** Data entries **

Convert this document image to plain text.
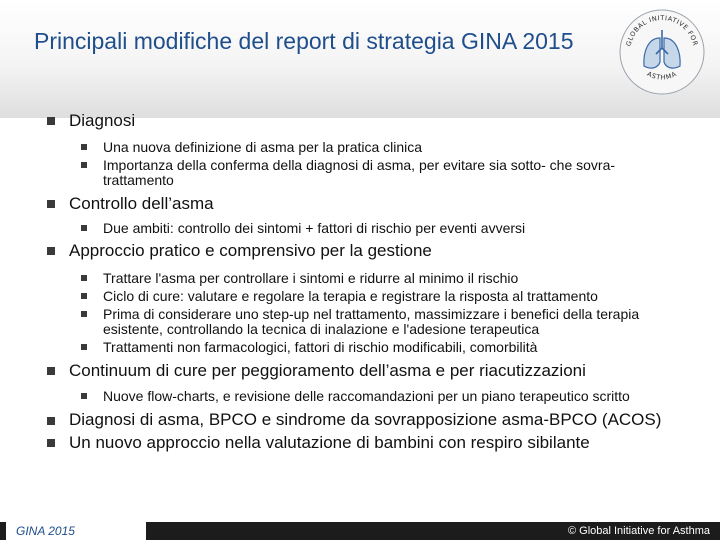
Principali modifiche del report di strategia GINA 2015	GLOBAL INITIATIVE FOR
ASTHMA
Diagnosi
Una nuova definizione di asma per la pratica clinica
Importanza della conferma della diagnosi di asma, per evitare sia sotto- che sovra-trattamento
Controllo dell’asma
Due ambiti: controllo dei sintomi + fattori di rischio per eventi avversi
Approccio pratico e comprensivo per la gestione
Trattare l'asma per controllare i sintomi e ridurre al minimo il rischio
Ciclo di cure: valutare e regolare la terapia e registrare la risposta al trattamento
Prima di considerare uno step-up nel trattamento, massimizzare i benefici della terapia esistente, controllando la tecnica di inalazione e l'adesione terapeutica
Trattamenti non farmacologici, fattori di rischio modificabili, comorbilità
Continuum di cure per peggioramento dell’asma e per riacutizzazioni
Nuove flow-charts, e revisione delle raccomandazioni per un piano terapeutico scritto
Diagnosi di asma, BPCO e sindrome da sovrapposizione asma-BPCO (ACOS)
Un nuovo approccio nella valutazione di bambini con respiro sibilante
GINA 2015	© Global Initiative for Asthma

** Task details **
Pull out each line of the listing that holds the string "trattamento".

** Task answer **
Importanza della conferma della diagnosi di asma, per evitare sia sotto- che sovra-trattamento
Ciclo di cure: valutare e regolare la terapia e registrare la risposta al trattamento
Prima di considerare uno step-up nel trattamento, massimizzare i benefici della terapia esistente, controllando la tecnica di inalazione e l'adesione terapeutica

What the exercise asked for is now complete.